# Task description:
Reproduce the entries exactly.

# Material:
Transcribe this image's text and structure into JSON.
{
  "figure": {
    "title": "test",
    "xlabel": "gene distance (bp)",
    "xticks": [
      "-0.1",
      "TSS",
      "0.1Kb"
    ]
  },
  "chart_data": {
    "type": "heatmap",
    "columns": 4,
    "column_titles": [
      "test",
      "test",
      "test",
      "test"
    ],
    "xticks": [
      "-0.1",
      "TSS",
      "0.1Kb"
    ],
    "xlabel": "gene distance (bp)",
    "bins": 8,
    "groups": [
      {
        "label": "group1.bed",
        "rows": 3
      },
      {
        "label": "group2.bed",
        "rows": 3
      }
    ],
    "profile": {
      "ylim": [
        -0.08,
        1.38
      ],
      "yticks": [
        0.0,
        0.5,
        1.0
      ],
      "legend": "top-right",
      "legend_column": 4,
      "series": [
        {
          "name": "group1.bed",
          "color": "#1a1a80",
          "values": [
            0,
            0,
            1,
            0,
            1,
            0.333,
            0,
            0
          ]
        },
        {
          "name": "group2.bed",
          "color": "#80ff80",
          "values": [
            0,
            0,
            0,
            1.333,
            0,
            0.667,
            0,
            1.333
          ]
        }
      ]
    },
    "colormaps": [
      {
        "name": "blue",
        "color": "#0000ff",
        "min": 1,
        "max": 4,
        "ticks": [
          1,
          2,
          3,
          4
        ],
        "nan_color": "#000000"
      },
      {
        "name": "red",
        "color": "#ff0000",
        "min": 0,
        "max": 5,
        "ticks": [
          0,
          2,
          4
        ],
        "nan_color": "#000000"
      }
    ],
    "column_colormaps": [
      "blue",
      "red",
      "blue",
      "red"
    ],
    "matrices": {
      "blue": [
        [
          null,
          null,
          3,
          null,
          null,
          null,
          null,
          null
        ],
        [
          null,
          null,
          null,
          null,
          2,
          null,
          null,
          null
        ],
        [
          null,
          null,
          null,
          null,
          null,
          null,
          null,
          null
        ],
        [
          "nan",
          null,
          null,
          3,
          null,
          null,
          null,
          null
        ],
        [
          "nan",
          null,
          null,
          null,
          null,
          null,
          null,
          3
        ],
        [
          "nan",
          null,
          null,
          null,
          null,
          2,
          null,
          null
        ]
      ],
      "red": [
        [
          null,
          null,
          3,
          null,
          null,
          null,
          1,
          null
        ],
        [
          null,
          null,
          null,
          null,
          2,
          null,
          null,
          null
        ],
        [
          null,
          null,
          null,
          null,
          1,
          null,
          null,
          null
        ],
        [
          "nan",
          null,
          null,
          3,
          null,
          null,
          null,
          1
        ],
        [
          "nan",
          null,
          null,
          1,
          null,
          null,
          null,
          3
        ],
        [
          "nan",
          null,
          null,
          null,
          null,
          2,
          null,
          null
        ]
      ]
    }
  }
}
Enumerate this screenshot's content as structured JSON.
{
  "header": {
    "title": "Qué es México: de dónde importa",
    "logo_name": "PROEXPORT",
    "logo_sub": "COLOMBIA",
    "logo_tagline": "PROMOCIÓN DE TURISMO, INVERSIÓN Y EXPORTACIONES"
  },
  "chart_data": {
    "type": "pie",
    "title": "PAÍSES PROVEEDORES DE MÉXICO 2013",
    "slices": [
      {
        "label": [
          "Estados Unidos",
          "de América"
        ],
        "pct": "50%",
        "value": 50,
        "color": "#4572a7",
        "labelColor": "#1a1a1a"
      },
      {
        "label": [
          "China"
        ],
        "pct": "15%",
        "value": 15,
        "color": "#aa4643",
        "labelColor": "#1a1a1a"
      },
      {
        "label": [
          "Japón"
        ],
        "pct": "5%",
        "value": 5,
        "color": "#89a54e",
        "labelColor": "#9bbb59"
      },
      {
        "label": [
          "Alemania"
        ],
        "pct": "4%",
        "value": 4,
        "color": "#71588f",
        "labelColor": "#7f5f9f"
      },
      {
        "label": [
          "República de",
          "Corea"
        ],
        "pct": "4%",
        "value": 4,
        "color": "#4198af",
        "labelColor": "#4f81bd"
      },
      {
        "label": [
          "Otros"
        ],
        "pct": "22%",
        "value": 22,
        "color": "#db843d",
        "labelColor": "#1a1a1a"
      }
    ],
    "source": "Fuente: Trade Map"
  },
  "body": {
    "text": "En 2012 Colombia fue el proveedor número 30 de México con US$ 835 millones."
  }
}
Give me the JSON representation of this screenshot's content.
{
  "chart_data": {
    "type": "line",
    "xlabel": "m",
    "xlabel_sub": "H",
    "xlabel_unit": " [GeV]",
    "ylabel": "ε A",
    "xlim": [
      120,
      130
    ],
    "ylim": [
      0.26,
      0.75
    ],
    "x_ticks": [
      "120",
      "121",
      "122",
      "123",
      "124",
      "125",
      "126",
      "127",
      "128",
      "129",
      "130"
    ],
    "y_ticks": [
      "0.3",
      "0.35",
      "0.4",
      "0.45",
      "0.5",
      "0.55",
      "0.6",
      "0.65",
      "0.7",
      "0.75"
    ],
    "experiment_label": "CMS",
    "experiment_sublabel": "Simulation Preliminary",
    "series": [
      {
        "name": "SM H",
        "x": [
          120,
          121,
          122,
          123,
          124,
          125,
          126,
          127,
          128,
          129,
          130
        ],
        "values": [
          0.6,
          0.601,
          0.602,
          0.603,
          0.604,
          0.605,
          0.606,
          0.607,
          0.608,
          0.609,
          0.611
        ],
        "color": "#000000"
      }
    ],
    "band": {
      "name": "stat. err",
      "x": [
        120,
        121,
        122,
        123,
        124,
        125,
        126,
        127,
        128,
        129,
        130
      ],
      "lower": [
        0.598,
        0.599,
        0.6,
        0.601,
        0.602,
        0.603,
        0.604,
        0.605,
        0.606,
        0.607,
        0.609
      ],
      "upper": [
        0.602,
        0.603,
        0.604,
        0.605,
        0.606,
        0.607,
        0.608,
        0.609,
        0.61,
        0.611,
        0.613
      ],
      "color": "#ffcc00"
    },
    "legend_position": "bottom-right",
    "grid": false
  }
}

# Solution:
Transcribe this image's text and structure into JSON.
{
  "figure": {
    "title": "test",
    "xlabel": "gene distance (bp)",
    "xticks": [
      "-0.1",
      "TSS",
      "0.1Kb"
    ]
  },
  "chart_data": {
    "type": "heatmap",
    "columns": 4,
    "column_titles": [
      "test",
      "test",
      "test",
      "test"
    ],
    "xticks": [
      "-0.1",
      "TSS",
      "0.1Kb"
    ],
    "xlabel": "gene distance (bp)",
    "bins": 8,
    "groups": [
      {
        "label": "group1.bed",
        "rows": 3
      },
      {
        "label": "group2.bed",
        "rows": 3
      }
    ],
    "profile": {
      "ylim": [
        -0.08,
        1.38
      ],
      "yticks": [
        0.0,
        0.5,
        1.0
      ],
      "legend": "top-right",
      "legend_column": 4,
      "series": [
        {
          "name": "group1.bed",
          "color": "#1a1a80",
          "values": [
            0,
            0,
            1,
            0,
            1,
            0.333,
            0,
            0
          ]
        },
        {
          "name": "group2.bed",
          "color": "#80ff80",
          "values": [
            0,
            0,
            0,
            1.333,
            0,
            0.667,
            0,
            1.333
          ]
        }
      ]
    },
    "colormaps": [
      {
        "name": "blue",
        "color": "#0000ff",
        "min": 1,
        "max": 4,
        "ticks": [
          1,
          2,
          3,
          4
        ],
        "nan_color": "#000000"
      },
      {
        "name": "red",
        "color": "#ff0000",
        "min": 0,
        "max": 5,
        "ticks": [
          0,
          2,
          4
        ],
        "nan_color": "#000000"
      }
    ],
    "column_colormaps": [
      "blue",
      "red",
      "blue",
      "red"
    ],
    "matrices": {
      "blue": [
        [
          null,
          null,
          3,
          null,
          null,
          null,
          null,
          null
        ],
        [
          null,
          null,
          null,
          null,
          2,
          null,
          null,
          null
        ],
        [
          null,
          null,
          null,
          null,
          null,
          null,
          null,
          null
        ],
        [
          "nan",
          null,
          null,
          3,
          null,
          null,
          null,
          null
        ],
        [
          "nan",
          null,
          null,
          null,
          null,
          null,
          null,
          3
        ],
        [
          "nan",
          null,
          null,
          null,
          null,
          2,
          null,
          null
        ]
      ],
      "red": [
        [
          null,
          null,
          3,
          null,
          null,
          null,
          1,
          null
        ],
        [
          null,
          null,
          null,
          null,
          2,
          null,
          null,
          null
        ],
        [
          null,
          null,
          null,
          null,
          1,
          null,
          null,
          null
        ],
        [
          "nan",
          null,
          null,
          3,
          null,
          null,
          null,
          1
        ],
        [
          "nan",
          null,
          null,
          1,
          null,
          null,
          null,
          3
        ],
        [
          "nan",
          null,
          null,
          null,
          null,
          2,
          null,
          null
        ]
      ]
    }
  }
}
Enumerate this screenshot's content as structured JSON.
{
  "header": {
    "title": "Qué es México: de dónde importa",
    "logo_name": "PROEXPORT",
    "logo_sub": "COLOMBIA",
    "logo_tagline": "PROMOCIÓN DE TURISMO, INVERSIÓN Y EXPORTACIONES"
  },
  "chart_data": {
    "type": "pie",
    "title": "PAÍSES PROVEEDORES DE MÉXICO 2013",
    "slices": [
      {
        "label": [
          "Estados Unidos",
          "de América"
        ],
        "pct": "50%",
        "value": 50,
        "color": "#4572a7",
        "labelColor": "#1a1a1a"
      },
      {
        "label": [
          "China"
        ],
        "pct": "15%",
        "value": 15,
        "color": "#aa4643",
        "labelColor": "#1a1a1a"
      },
      {
        "label": [
          "Japón"
        ],
        "pct": "5%",
        "value": 5,
        "color": "#89a54e",
        "labelColor": "#9bbb59"
      },
      {
        "label": [
          "Alemania"
        ],
        "pct": "4%",
        "value": 4,
        "color": "#71588f",
        "labelColor": "#7f5f9f"
      },
      {
        "label": [
          "República de",
          "Corea"
        ],
        "pct": "4%",
        "value": 4,
        "color": "#4198af",
        "labelColor": "#4f81bd"
      },
      {
        "label": [
          "Otros"
        ],
        "pct": "22%",
        "value": 22,
        "color": "#db843d",
        "labelColor": "#1a1a1a"
      }
    ],
    "source": "Fuente: Trade Map"
  },
  "body": {
    "text": "En 2012 Colombia fue el proveedor número 30 de México con US$ 835 millones."
  }
}
Give me the JSON representation of this screenshot's content.
{
  "chart_data": {
    "type": "line",
    "xlabel": "m",
    "xlabel_sub": "H",
    "xlabel_unit": " [GeV]",
    "ylabel": "ε A",
    "xlim": [
      120,
      130
    ],
    "ylim": [
      0.26,
      0.75
    ],
    "x_ticks": [
      "120",
      "121",
      "122",
      "123",
      "124",
      "125",
      "126",
      "127",
      "128",
      "129",
      "130"
    ],
    "y_ticks": [
      "0.3",
      "0.35",
      "0.4",
      "0.45",
      "0.5",
      "0.55",
      "0.6",
      "0.65",
      "0.7",
      "0.75"
    ],
    "experiment_label": "CMS",
    "experiment_sublabel": "Simulation Preliminary",
    "series": [
      {
        "name": "SM H",
        "x": [
          120,
          121,
          122,
          123,
          124,
          125,
          126,
          127,
          128,
          129,
          130
        ],
        "values": [
          0.6,
          0.601,
          0.602,
          0.603,
          0.604,
          0.605,
          0.606,
          0.607,
          0.608,
          0.609,
          0.611
        ],
        "color": "#000000"
      }
    ],
    "band": {
      "name": "stat. err",
      "x": [
        120,
        121,
        122,
        123,
        124,
        125,
        126,
        127,
        128,
        129,
        130
      ],
      "lower": [
        0.598,
        0.599,
        0.6,
        0.601,
        0.602,
        0.603,
        0.604,
        0.605,
        0.606,
        0.607,
        0.609
      ],
      "upper": [
        0.602,
        0.603,
        0.604,
        0.605,
        0.606,
        0.607,
        0.608,
        0.609,
        0.61,
        0.611,
        0.613
      ],
      "color": "#ffcc00"
    },
    "legend_position": "bottom-right",
    "grid": false
  }
}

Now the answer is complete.